REQUIRED WORK —
In the entries below, identify every line with the string "Ward" and copy it.

RECORD EXTRACTS —
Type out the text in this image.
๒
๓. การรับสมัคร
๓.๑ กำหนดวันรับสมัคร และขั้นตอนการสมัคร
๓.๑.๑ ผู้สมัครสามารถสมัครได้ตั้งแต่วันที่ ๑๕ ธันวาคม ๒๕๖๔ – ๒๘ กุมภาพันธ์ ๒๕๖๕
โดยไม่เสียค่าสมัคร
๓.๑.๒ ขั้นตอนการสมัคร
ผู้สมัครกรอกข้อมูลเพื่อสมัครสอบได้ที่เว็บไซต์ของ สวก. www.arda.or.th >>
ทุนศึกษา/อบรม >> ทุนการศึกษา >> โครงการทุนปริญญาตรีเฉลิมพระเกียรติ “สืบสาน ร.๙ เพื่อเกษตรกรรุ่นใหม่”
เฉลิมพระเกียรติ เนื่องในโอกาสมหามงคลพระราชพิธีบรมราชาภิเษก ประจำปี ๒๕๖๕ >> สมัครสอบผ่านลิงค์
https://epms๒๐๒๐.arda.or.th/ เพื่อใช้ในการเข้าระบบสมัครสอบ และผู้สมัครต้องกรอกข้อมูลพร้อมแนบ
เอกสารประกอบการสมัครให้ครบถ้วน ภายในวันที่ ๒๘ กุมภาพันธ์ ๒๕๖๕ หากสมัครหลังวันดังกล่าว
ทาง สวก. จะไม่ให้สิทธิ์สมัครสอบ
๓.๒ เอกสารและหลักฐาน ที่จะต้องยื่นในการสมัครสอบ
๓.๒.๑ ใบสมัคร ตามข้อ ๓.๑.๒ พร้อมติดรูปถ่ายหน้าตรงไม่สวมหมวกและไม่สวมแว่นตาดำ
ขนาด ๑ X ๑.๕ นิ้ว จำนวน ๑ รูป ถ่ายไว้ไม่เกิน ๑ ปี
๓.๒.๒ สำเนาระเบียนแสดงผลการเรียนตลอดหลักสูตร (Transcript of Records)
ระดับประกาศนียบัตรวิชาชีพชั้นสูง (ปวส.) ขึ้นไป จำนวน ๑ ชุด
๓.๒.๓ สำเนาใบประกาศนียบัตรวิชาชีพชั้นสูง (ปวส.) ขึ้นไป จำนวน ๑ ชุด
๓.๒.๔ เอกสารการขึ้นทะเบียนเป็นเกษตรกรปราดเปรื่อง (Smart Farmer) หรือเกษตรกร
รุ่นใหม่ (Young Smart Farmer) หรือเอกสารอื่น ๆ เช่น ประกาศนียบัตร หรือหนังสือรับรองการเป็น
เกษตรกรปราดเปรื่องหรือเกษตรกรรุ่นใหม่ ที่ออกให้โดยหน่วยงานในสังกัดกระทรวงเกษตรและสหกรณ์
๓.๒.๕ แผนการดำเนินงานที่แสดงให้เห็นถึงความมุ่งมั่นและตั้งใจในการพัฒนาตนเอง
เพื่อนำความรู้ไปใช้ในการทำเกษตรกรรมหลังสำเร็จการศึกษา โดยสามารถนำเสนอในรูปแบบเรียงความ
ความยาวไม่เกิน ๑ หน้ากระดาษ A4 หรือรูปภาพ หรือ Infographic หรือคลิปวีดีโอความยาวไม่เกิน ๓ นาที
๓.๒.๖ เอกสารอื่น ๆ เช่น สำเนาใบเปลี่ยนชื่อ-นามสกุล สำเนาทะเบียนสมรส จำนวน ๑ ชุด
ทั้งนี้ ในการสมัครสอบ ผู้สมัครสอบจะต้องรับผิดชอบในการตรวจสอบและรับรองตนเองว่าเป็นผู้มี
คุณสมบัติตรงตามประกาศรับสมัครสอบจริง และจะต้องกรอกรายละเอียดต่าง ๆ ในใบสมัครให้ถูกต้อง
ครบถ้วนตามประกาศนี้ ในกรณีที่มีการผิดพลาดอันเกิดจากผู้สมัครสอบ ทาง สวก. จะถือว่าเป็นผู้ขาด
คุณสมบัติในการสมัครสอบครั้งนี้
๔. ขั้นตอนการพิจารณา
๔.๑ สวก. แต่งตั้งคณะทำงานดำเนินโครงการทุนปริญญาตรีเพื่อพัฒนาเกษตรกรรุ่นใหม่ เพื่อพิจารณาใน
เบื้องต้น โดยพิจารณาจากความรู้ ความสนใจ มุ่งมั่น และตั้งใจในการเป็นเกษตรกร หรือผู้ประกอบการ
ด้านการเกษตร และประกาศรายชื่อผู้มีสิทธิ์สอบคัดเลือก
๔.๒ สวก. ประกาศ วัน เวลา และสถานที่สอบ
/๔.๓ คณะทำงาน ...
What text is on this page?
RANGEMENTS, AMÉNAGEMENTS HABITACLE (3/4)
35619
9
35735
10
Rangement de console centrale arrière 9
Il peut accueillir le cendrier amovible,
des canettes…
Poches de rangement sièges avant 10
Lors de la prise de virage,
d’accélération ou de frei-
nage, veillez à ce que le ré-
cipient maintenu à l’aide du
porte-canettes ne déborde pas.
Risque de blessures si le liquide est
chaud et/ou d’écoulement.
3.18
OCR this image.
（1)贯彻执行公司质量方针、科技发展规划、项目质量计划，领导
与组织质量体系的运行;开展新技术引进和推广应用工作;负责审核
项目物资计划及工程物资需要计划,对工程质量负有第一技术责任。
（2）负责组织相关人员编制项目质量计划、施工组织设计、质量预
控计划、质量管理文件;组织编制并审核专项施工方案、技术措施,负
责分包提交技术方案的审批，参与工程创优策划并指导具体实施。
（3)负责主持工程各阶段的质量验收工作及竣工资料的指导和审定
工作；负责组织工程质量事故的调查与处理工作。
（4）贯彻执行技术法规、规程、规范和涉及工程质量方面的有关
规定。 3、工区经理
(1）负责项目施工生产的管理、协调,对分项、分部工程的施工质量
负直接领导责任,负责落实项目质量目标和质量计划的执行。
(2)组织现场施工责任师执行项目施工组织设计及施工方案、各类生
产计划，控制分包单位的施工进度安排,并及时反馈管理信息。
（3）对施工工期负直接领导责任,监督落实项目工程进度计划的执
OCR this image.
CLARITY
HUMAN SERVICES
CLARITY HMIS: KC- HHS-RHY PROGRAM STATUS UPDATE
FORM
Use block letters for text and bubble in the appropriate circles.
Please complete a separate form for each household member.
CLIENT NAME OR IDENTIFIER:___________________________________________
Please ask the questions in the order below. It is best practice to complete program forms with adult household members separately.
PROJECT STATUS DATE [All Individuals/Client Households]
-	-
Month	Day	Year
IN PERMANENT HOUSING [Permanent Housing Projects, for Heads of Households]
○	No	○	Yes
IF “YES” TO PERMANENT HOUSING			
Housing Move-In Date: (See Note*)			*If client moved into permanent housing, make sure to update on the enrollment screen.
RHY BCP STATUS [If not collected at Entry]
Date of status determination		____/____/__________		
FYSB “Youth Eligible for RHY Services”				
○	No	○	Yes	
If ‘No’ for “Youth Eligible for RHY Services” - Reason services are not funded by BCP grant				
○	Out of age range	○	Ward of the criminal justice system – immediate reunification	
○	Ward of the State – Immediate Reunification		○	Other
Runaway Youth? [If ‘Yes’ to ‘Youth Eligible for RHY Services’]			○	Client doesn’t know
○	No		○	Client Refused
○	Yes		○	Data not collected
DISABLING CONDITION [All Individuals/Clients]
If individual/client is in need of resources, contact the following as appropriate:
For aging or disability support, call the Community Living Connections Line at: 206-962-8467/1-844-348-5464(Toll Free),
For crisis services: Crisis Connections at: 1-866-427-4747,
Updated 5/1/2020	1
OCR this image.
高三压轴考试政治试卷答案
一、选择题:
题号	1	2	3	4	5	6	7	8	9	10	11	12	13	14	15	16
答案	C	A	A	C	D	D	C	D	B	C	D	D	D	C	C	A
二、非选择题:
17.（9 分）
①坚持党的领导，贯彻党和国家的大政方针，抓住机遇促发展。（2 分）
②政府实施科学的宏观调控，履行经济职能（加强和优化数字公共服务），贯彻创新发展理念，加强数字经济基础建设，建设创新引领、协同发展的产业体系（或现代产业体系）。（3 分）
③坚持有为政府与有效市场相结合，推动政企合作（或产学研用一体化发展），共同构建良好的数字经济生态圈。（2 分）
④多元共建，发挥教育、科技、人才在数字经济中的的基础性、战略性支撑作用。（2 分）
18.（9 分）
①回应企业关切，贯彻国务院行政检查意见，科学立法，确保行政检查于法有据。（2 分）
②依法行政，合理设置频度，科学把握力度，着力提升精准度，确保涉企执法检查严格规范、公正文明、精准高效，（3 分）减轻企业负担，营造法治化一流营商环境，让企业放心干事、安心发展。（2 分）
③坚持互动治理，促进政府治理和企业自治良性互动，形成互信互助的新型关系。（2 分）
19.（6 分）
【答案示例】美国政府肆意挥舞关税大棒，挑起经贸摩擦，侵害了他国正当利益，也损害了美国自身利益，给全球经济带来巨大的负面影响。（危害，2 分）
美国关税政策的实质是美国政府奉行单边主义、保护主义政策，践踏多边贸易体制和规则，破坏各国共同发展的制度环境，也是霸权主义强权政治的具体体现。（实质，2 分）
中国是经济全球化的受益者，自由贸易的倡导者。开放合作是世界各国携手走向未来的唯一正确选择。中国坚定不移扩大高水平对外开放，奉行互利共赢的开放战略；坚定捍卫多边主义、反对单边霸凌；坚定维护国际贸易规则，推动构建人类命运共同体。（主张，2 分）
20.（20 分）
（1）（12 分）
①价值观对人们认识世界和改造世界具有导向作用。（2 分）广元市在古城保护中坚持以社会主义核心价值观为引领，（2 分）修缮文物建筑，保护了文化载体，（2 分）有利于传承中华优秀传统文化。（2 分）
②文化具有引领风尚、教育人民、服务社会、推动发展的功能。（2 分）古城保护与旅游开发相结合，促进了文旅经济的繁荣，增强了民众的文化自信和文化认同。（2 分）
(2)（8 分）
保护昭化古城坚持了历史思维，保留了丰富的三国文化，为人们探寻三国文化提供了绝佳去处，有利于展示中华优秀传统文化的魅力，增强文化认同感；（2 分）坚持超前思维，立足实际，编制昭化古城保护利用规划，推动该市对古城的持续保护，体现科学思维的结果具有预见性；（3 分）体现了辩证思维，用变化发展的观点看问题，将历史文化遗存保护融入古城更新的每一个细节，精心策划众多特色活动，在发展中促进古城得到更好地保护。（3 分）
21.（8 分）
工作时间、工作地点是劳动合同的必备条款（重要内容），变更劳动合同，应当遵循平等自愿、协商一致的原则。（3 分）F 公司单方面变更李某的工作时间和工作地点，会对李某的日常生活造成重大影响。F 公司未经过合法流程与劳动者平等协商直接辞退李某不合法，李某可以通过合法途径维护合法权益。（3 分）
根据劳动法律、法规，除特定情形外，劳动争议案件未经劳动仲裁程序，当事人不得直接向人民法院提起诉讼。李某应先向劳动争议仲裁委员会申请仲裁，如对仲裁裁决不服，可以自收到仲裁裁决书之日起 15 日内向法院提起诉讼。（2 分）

FINISHED TASK —
○	Out of age range	○	Ward of the criminal justice system – immediate reunification	
○	Ward of the State – Immediate Reunification		○	Other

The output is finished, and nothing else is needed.